Excerpts from a figure dataset

^^^^^^^^

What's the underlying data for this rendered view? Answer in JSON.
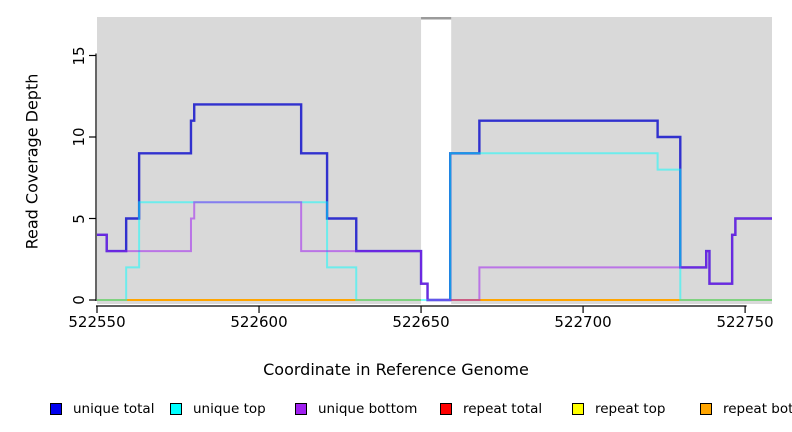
{
  "chart_data": {
    "type": "step-line",
    "title": "",
    "xlabel": "Coordinate in Reference Genome",
    "ylabel": "Read Coverage Depth",
    "xlim": [
      522550,
      522758.3
    ],
    "ylim": [
      0,
      17.4
    ],
    "x_ticks": [
      522550,
      522600,
      522650,
      522700,
      522750
    ],
    "y_ticks": [
      0,
      5,
      10,
      15
    ],
    "grid": false,
    "panel_color": "#D9D9D9",
    "gap_region": {
      "x0": 522650,
      "x1": 522659.3,
      "fill": "#FFFFFF",
      "cap_color": "#9B9B9B"
    },
    "legend_position": "bottom",
    "series": [
      {
        "name": "repeat total",
        "color": "#FF0000",
        "opacity": 1,
        "width": 2,
        "points": [
          [
            522550,
            0
          ]
        ]
      },
      {
        "name": "repeat top",
        "color": "#FFFF00",
        "opacity": 1,
        "width": 2,
        "points": [
          [
            522550,
            0
          ]
        ]
      },
      {
        "name": "repeat bottom",
        "color": "#FFA500",
        "opacity": 1,
        "width": 2,
        "points": [
          [
            522550,
            0
          ]
        ]
      },
      {
        "name": "unique total",
        "color": "#3131CE",
        "opacity": 1,
        "width": 2.4,
        "points": [
          [
            522550,
            4
          ],
          [
            522553,
            3
          ],
          [
            522559,
            5
          ],
          [
            522563,
            9
          ],
          [
            522579,
            11
          ],
          [
            522580,
            12
          ],
          [
            522613,
            9
          ],
          [
            522621,
            5
          ],
          [
            522630,
            3
          ],
          [
            522650,
            1
          ],
          [
            522652,
            0
          ],
          [
            522659,
            9
          ],
          [
            522668,
            11
          ],
          [
            522723,
            10
          ],
          [
            522730,
            2
          ],
          [
            522738,
            3
          ],
          [
            522739,
            1
          ],
          [
            522746,
            4
          ],
          [
            522747,
            5
          ]
        ]
      },
      {
        "name": "unique top",
        "color": "#00FFFF",
        "opacity": 0.5,
        "width": 2,
        "points": [
          [
            522550,
            0
          ],
          [
            522559,
            2
          ],
          [
            522563,
            6
          ],
          [
            522621,
            2
          ],
          [
            522630,
            0
          ],
          [
            522659,
            9
          ],
          [
            522723,
            8
          ],
          [
            522730,
            0
          ]
        ]
      },
      {
        "name": "unique bottom",
        "color": "#A020F0",
        "opacity": 0.55,
        "width": 2,
        "points": [
          [
            522550,
            4
          ],
          [
            522553,
            3
          ],
          [
            522579,
            5
          ],
          [
            522580,
            6
          ],
          [
            522613,
            3
          ],
          [
            522650,
            1
          ],
          [
            522652,
            0
          ],
          [
            522668,
            2
          ],
          [
            522738,
            3
          ],
          [
            522739,
            1
          ],
          [
            522746,
            4
          ],
          [
            522747,
            5
          ]
        ]
      }
    ],
    "legend": [
      {
        "label": "unique total",
        "color": "#0000EE"
      },
      {
        "label": "unique top",
        "color": "#00FFFF"
      },
      {
        "label": "unique bottom",
        "color": "#A020F0"
      },
      {
        "label": "repeat total",
        "color": "#FF0000"
      },
      {
        "label": "repeat top",
        "color": "#FFFF00"
      },
      {
        "label": "repeat bottom",
        "color": "#FFA500"
      }
    ]
  }
}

^^^^^^^^

→ What you will do
Only the pictures are to be left out, and all of the data must otherwise be transcribed exactly.

→ Exercise solution
What's the underlying data for this rendered view? Answer in JSON.
{
  "chart_data": {
    "type": "step-line",
    "title": "",
    "xlabel": "Coordinate in Reference Genome",
    "ylabel": "Read Coverage Depth",
    "xlim": [
      522550,
      522758.3
    ],
    "ylim": [
      0,
      17.4
    ],
    "x_ticks": [
      522550,
      522600,
      522650,
      522700,
      522750
    ],
    "y_ticks": [
      0,
      5,
      10,
      15
    ],
    "grid": false,
    "panel_color": "#D9D9D9",
    "gap_region": {
      "x0": 522650,
      "x1": 522659.3,
      "fill": "#FFFFFF",
      "cap_color": "#9B9B9B"
    },
    "legend_position": "bottom",
    "series": [
      {
        "name": "repeat total",
        "color": "#FF0000",
        "opacity": 1,
        "width": 2,
        "points": [
          [
            522550,
            0
          ]
        ]
      },
      {
        "name": "repeat top",
        "color": "#FFFF00",
        "opacity": 1,
        "width": 2,
        "points": [
          [
            522550,
            0
          ]
        ]
      },
      {
        "name": "repeat bottom",
        "color": "#FFA500",
        "opacity": 1,
        "width": 2,
        "points": [
          [
            522550,
            0
          ]
        ]
      },
      {
        "name": "unique total",
        "color": "#3131CE",
        "opacity": 1,
        "width": 2.4,
        "points": [
          [
            522550,
            4
          ],
          [
            522553,
            3
          ],
          [
            522559,
            5
          ],
          [
            522563,
            9
          ],
          [
            522579,
            11
          ],
          [
            522580,
            12
          ],
          [
            522613,
            9
          ],
          [
            522621,
            5
          ],
          [
            522630,
            3
          ],
          [
            522650,
            1
          ],
          [
            522652,
            0
          ],
          [
            522659,
            9
          ],
          [
            522668,
            11
          ],
          [
            522723,
            10
          ],
          [
            522730,
            2
          ],
          [
            522738,
            3
          ],
          [
            522739,
            1
          ],
          [
            522746,
            4
          ],
          [
            522747,
            5
          ]
        ]
      },
      {
        "name": "unique top",
        "color": "#00FFFF",
        "opacity": 0.5,
        "width": 2,
        "points": [
          [
            522550,
            0
          ],
          [
            522559,
            2
          ],
          [
            522563,
            6
          ],
          [
            522621,
            2
          ],
          [
            522630,
            0
          ],
          [
            522659,
            9
          ],
          [
            522723,
            8
          ],
          [
            522730,
            0
          ]
        ]
      },
      {
        "name": "unique bottom",
        "color": "#A020F0",
        "opacity": 0.55,
        "width": 2,
        "points": [
          [
            522550,
            4
          ],
          [
            522553,
            3
          ],
          [
            522579,
            5
          ],
          [
            522580,
            6
          ],
          [
            522613,
            3
          ],
          [
            522650,
            1
          ],
          [
            522652,
            0
          ],
          [
            522668,
            2
          ],
          [
            522738,
            3
          ],
          [
            522739,
            1
          ],
          [
            522746,
            4
          ],
          [
            522747,
            5
          ]
        ]
      }
    ],
    "legend": [
      {
        "label": "unique total",
        "color": "#0000EE"
      },
      {
        "label": "unique top",
        "color": "#00FFFF"
      },
      {
        "label": "unique bottom",
        "color": "#A020F0"
      },
      {
        "label": "repeat total",
        "color": "#FF0000"
      },
      {
        "label": "repeat top",
        "color": "#FFFF00"
      },
      {
        "label": "repeat bottom",
        "color": "#FFA500"
      }
    ]
  }
}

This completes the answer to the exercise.